## WHAT THE EXERCISE ASKS
Return every line of the data below exactly, but do not include the images.

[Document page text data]
"""

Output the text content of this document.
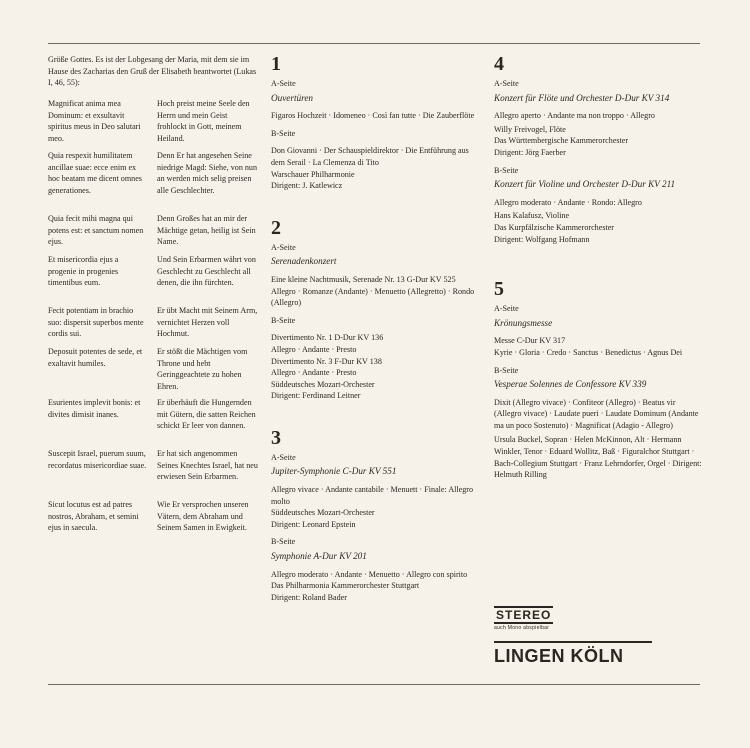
Größe Gottes. Es ist der Lobgesang der Maria, mit dem sie im Hause des Zacharias den Gruß der Elisabeth beantwortet (Lukas I, 46, 55):

Magnificat anima mea Dominum: et exsultavit spiritus meus in Deo salutari meo.
Hoch preist meine Seele den Herrn und mein Geist frohlockt in Gott, meinem Heiland.
Quia respexit humilitatem ancillae suae: ecce enim ex hoc beatam me dicent omnes generationes.
Denn Er hat angesehen Seine niedrige Magd: Siehe, von nun an werden mich selig preisen alle Geschlechter.
Quia fecit mihi magna qui potens est: et sanctum nomen ejus.
Denn Großes hat an mir der Mächtige getan, heilig ist Sein Name.
Et misericordia ejus a progenie in progenies timentibus eum.
Und Sein Erbarmen währt von Geschlecht zu Geschlecht all denen, die ihn fürchten.
Fecit potentiam in brachio suo: dispersit superbos mente cordis sui.
Er übt Macht mit Seinem Arm, vernichtet Herzen voll Hochmut.
Deposuit potentes de sede, et exaltavit humiles.
Er stößt die Mächtigen vom Throne und hebt Geringgeachtete zu hohen Ehren.
Esurientes implevit bonis: et divites dimisit inanes.
Er überhäuft die Hungernden mit Gütern, die satten Reichen schickt Er leer von dannen.
Suscepit Israel, puerum suum, recordatus misericordiae suae.
Er hat sich angenommen Seines Knechtes Israel, hat neu erwiesen Sein Erbarmen.
Sicut locutus est ad patres nostros, Abraham, et semini ejus in saecula.
Wie Er versprochen unseren Vätern, dem Abraham und Seinem Samen in Ewigkeit.
1
A-Seite
Ouvertüren

Figaros Hochzeit · Idomeneo · Così fan tutte · Die Zauberflöte

B-Seite

Don Giovanni · Der Schauspieldirektor · Die Entführung aus dem Serail · La Clemenza di Tito

Warschauer Philharmonie

Dirigent: J. Katlewicz

2
A-Seite
Serenadenkonzert

Eine kleine Nachtmusik, Serenade Nr. 13 G-Dur KV 525

Allegro · Romanze (Andante) · Menuetto (Allegretto) · Rondo (Allegro)

B-Seite

Divertimento Nr. 1 D-Dur KV 136

Allegro · Andante · Presto

Divertimento Nr. 3 F-Dur KV 138

Allegro · Andante · Presto

Süddeutsches Mozart-Orchester

Dirigent: Ferdinand Leitner

3
A-Seite
Jupiter-Symphonie C-Dur KV 551

Allegro vivace · Andante cantabile · Menuett · Finale: Allegro molto

Süddeutsches Mozart-Orchester

Dirigent: Leonard Epstein

B-Seite
Symphonie A-Dur KV 201

Allegro moderato · Andante · Menuetto · Allegro con spirito

Das Philharmonia Kammerorchester Stuttgart

Dirigent: Roland Bader

4
A-Seite
Konzert für Flöte und Orchester D-Dur KV 314

Allegro aperto · Andante ma non troppo · Allegro

Willy Freivogel, Flöte

Das Württembergische Kammerorchester

Dirigent: Jörg Faerber

B-Seite
Konzert für Violine und Orchester D-Dur KV 211

Allegro moderato · Andante · Rondo: Allegro

Hans Kalafusz, Violine

Das Kurpfälzische Kammerorchester

Dirigent: Wolfgang Hofmann

5
A-Seite
Krönungsmesse

Messe C-Dur KV 317

Kyrie · Gloria · Credo · Sanctus · Benedictus · Agnus Dei

B-Seite
Vesperae Solennes de Confessore KV 339

Dixit (Allegro vivace) · Confiteor (Allegro) · Beatus vir (Allegro vivace) · Laudate pueri · Laudate Dominum (Andante ma un poco Sostenuto) · Magnificat (Adagio - Allegro)

Ursula Buckel, Sopran · Helen McKinnon, Alt · Hermann Winkler, Tenor · Eduard Wollitz, Baß · Figuralchor Stuttgart · Bach-Collegium Stuttgart · Franz Lehrndorfer, Orgel · Dirigent: Helmuth Rilling

STEREO
auch Mono abspielbar
LINGEN KÖLN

"""

## EXERCISE ANSWER
Output the text content of this document.
Größe Gottes. Es ist der Lobgesang der Maria, mit dem sie im Hause des Zacharias den Gruß der Elisabeth beantwortet (Lukas I, 46, 55):

Magnificat anima mea Dominum: et exsultavit spiritus meus in Deo salutari meo.
Hoch preist meine Seele den Herrn und mein Geist frohlockt in Gott, meinem Heiland.
Quia respexit humilitatem ancillae suae: ecce enim ex hoc beatam me dicent omnes generationes.
Denn Er hat angesehen Seine niedrige Magd: Siehe, von nun an werden mich selig preisen alle Geschlechter.
Quia fecit mihi magna qui potens est: et sanctum nomen ejus.
Denn Großes hat an mir der Mächtige getan, heilig ist Sein Name.
Et misericordia ejus a progenie in progenies timentibus eum.
Und Sein Erbarmen währt von Geschlecht zu Geschlecht all denen, die ihn fürchten.
Fecit potentiam in brachio suo: dispersit superbos mente cordis sui.
Er übt Macht mit Seinem Arm, vernichtet Herzen voll Hochmut.
Deposuit potentes de sede, et exaltavit humiles.
Er stößt die Mächtigen vom Throne und hebt Geringgeachtete zu hohen Ehren.
Esurientes implevit bonis: et divites dimisit inanes.
Er überhäuft die Hungernden mit Gütern, die satten Reichen schickt Er leer von dannen.
Suscepit Israel, puerum suum, recordatus misericordiae suae.
Er hat sich angenommen Seines Knechtes Israel, hat neu erwiesen Sein Erbarmen.
Sicut locutus est ad patres nostros, Abraham, et semini ejus in saecula.
Wie Er versprochen unseren Vätern, dem Abraham und Seinem Samen in Ewigkeit.
1
A-Seite
Ouvertüren

Figaros Hochzeit · Idomeneo · Così fan tutte · Die Zauberflöte

B-Seite

Don Giovanni · Der Schauspieldirektor · Die Entführung aus dem Serail · La Clemenza di Tito

Warschauer Philharmonie

Dirigent: J. Katlewicz

2
A-Seite
Serenadenkonzert

Eine kleine Nachtmusik, Serenade Nr. 13 G-Dur KV 525

Allegro · Romanze (Andante) · Menuetto (Allegretto) · Rondo (Allegro)

B-Seite

Divertimento Nr. 1 D-Dur KV 136

Allegro · Andante · Presto

Divertimento Nr. 3 F-Dur KV 138

Allegro · Andante · Presto

Süddeutsches Mozart-Orchester

Dirigent: Ferdinand Leitner

3
A-Seite
Jupiter-Symphonie C-Dur KV 551

Allegro vivace · Andante cantabile · Menuett · Finale: Allegro molto

Süddeutsches Mozart-Orchester

Dirigent: Leonard Epstein

B-Seite
Symphonie A-Dur KV 201

Allegro moderato · Andante · Menuetto · Allegro con spirito

Das Philharmonia Kammerorchester Stuttgart

Dirigent: Roland Bader

4
A-Seite
Konzert für Flöte und Orchester D-Dur KV 314

Allegro aperto · Andante ma non troppo · Allegro

Willy Freivogel, Flöte

Das Württembergische Kammerorchester

Dirigent: Jörg Faerber

B-Seite
Konzert für Violine und Orchester D-Dur KV 211

Allegro moderato · Andante · Rondo: Allegro

Hans Kalafusz, Violine

Das Kurpfälzische Kammerorchester

Dirigent: Wolfgang Hofmann

5
A-Seite
Krönungsmesse

Messe C-Dur KV 317

Kyrie · Gloria · Credo · Sanctus · Benedictus · Agnus Dei

B-Seite
Vesperae Solennes de Confessore KV 339

Dixit (Allegro vivace) · Confiteor (Allegro) · Beatus vir (Allegro vivace) · Laudate pueri · Laudate Dominum (Andante ma un poco Sostenuto) · Magnificat (Adagio - Allegro)

Ursula Buckel, Sopran · Helen McKinnon, Alt · Hermann Winkler, Tenor · Eduard Wollitz, Baß · Figuralchor Stuttgart · Bach-Collegium Stuttgart · Franz Lehrndorfer, Orgel · Dirigent: Helmuth Rilling

STEREO
auch Mono abspielbar
LINGEN KÖLN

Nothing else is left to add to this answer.